The company I work for had a job with a 7 day lookahead that started the data corruption thing on 12/25. An ommision of a return code check on a subsequent program in the job, kept the issue from being seen until the month end jobs were run on or about 1/5. The month end job blew and ultimately the culprit was identified as the other job. We were able to resolve the almost 2 weeks of 'bad data' without having to do a post rollover restore from a pre rollover backup (a thought that made our DBAs cringe). That one episode is now resolved, but are there any (many) more lurking in the periodic reports and jobs. At this point, we haven't a clue....

-- BH (bh_silentvoice@hotmail.com), January 11, 2000.

Programs blow up, programmers fix them. Data gets corrupted, somebody notices it, it gets fixed. Haven't we all been saying that if the iron triangle stays up we can fix the rest? The crisis is over.

-- Amy Leone (leoneamy@aol.com), January 11, 2000.

> Entries
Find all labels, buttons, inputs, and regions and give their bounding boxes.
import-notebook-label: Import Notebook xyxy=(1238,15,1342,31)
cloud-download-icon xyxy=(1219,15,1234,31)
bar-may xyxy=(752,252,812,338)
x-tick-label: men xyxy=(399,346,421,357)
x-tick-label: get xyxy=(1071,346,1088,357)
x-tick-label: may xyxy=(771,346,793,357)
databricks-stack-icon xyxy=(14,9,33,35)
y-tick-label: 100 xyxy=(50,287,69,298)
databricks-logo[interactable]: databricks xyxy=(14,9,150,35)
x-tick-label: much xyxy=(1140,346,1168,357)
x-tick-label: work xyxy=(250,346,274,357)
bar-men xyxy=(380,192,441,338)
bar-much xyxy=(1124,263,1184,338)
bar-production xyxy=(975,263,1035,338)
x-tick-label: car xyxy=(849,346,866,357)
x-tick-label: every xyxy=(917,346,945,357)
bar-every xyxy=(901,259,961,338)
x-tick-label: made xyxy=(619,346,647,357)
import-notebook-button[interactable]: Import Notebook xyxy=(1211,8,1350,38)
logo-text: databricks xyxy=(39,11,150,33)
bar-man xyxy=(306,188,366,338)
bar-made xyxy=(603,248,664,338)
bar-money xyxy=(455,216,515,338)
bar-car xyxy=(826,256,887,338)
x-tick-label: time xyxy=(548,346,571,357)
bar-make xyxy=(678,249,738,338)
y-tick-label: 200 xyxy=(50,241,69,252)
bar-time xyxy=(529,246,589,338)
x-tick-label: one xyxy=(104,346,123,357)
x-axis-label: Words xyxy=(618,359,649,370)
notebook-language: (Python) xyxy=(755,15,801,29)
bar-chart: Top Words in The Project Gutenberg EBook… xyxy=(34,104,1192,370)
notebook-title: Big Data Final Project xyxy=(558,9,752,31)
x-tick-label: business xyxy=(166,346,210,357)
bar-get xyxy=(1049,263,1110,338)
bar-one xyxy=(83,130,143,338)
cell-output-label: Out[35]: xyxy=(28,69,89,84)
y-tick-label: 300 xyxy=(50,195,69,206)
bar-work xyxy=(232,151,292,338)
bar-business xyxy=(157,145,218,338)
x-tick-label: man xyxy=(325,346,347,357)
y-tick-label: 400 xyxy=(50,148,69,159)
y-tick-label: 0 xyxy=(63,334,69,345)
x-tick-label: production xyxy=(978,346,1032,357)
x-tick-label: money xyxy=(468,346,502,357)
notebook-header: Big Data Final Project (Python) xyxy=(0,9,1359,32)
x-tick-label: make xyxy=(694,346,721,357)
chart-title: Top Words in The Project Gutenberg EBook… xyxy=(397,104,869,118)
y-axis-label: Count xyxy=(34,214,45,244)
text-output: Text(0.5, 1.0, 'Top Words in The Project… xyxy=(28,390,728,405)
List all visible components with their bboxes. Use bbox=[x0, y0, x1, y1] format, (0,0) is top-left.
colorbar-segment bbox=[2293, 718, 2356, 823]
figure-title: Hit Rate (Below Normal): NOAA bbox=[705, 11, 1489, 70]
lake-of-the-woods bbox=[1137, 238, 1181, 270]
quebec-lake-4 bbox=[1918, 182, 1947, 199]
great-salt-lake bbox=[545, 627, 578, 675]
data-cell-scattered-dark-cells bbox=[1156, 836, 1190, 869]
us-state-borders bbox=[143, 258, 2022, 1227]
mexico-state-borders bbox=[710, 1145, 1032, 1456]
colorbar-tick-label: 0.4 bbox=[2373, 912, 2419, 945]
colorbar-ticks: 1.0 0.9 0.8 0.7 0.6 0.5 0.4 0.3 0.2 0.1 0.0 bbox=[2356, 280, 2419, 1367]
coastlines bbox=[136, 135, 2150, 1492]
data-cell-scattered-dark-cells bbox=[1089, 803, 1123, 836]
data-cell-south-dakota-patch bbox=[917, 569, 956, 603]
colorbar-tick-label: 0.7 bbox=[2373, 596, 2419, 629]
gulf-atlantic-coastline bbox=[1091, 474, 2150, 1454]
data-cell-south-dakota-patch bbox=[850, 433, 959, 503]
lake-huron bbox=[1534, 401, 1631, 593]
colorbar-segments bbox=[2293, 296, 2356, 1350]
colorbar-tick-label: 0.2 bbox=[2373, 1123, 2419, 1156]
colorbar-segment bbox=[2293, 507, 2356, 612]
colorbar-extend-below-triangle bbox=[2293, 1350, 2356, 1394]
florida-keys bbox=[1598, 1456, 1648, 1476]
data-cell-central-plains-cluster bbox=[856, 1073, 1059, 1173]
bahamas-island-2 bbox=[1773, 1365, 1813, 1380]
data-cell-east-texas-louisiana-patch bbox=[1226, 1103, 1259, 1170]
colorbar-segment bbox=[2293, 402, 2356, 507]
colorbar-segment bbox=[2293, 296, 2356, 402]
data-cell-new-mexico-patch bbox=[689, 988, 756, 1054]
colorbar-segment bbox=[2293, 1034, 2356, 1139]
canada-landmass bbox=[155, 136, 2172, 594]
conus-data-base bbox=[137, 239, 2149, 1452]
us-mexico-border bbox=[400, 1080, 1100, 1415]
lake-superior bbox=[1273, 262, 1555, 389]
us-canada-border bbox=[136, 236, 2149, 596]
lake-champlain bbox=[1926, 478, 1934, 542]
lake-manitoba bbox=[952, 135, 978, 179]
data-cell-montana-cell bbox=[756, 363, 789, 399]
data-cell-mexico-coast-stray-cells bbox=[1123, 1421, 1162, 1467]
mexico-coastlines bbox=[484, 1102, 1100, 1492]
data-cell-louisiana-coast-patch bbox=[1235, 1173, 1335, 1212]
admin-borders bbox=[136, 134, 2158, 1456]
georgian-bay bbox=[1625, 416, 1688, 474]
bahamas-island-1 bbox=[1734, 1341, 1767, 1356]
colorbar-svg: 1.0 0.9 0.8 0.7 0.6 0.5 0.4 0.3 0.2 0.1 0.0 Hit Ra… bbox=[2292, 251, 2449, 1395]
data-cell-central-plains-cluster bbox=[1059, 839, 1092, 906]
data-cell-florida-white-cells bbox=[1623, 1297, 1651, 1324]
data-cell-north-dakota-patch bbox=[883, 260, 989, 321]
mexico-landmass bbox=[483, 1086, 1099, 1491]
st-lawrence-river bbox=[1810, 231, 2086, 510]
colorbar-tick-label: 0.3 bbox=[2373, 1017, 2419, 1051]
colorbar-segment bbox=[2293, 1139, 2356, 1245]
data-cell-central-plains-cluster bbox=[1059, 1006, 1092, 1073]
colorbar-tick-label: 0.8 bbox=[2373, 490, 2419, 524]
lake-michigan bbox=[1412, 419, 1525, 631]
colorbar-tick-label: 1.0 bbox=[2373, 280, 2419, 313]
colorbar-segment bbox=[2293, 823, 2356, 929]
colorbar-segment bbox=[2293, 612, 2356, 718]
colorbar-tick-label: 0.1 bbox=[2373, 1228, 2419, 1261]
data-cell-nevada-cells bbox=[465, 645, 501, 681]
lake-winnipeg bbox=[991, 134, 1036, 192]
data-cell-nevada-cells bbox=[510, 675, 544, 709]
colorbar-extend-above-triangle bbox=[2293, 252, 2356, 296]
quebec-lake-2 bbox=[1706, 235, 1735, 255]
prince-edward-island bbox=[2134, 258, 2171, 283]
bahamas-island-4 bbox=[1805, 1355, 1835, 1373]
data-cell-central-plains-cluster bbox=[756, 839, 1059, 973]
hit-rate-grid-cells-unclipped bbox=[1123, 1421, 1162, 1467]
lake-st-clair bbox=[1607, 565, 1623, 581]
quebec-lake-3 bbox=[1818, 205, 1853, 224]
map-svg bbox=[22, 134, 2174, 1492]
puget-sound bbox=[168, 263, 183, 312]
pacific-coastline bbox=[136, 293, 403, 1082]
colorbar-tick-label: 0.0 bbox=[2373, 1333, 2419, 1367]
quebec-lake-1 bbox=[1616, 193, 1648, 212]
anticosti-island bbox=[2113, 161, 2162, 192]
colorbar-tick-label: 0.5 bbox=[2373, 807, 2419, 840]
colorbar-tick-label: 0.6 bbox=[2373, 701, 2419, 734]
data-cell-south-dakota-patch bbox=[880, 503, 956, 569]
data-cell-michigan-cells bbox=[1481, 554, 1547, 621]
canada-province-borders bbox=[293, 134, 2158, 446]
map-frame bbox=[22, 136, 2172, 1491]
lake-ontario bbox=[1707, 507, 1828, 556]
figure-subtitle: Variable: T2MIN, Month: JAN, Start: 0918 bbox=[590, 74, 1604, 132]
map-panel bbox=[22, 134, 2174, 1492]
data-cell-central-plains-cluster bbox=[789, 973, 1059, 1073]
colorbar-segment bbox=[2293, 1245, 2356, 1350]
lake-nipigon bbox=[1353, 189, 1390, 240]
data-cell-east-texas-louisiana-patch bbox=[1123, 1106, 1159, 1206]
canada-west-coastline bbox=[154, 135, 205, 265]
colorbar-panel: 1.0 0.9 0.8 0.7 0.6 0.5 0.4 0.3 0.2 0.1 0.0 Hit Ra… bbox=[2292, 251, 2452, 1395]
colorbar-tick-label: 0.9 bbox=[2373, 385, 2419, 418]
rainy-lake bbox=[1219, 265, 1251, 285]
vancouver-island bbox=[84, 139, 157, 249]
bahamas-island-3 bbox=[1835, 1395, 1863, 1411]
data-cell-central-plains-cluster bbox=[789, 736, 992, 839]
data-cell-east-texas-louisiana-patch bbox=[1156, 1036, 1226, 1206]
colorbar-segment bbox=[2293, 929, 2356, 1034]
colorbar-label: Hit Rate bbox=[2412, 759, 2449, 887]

> What you have to do
Rewrite the part of the thread that opens with "-- BH (bh_silentvoice@hotmail.com), January" and closes with "crisis is over.", putting "power grid" in place of "iron triangle".

> Answer to this exercise
-- BH (bh_silentvoice@hotmail.com), January 11, 2000.

Programs blow up, programmers fix them. Data gets corrupted, somebody notices it, it gets fixed. Haven't we all been saying that if the power grid stays up we can fix the rest? The crisis is over.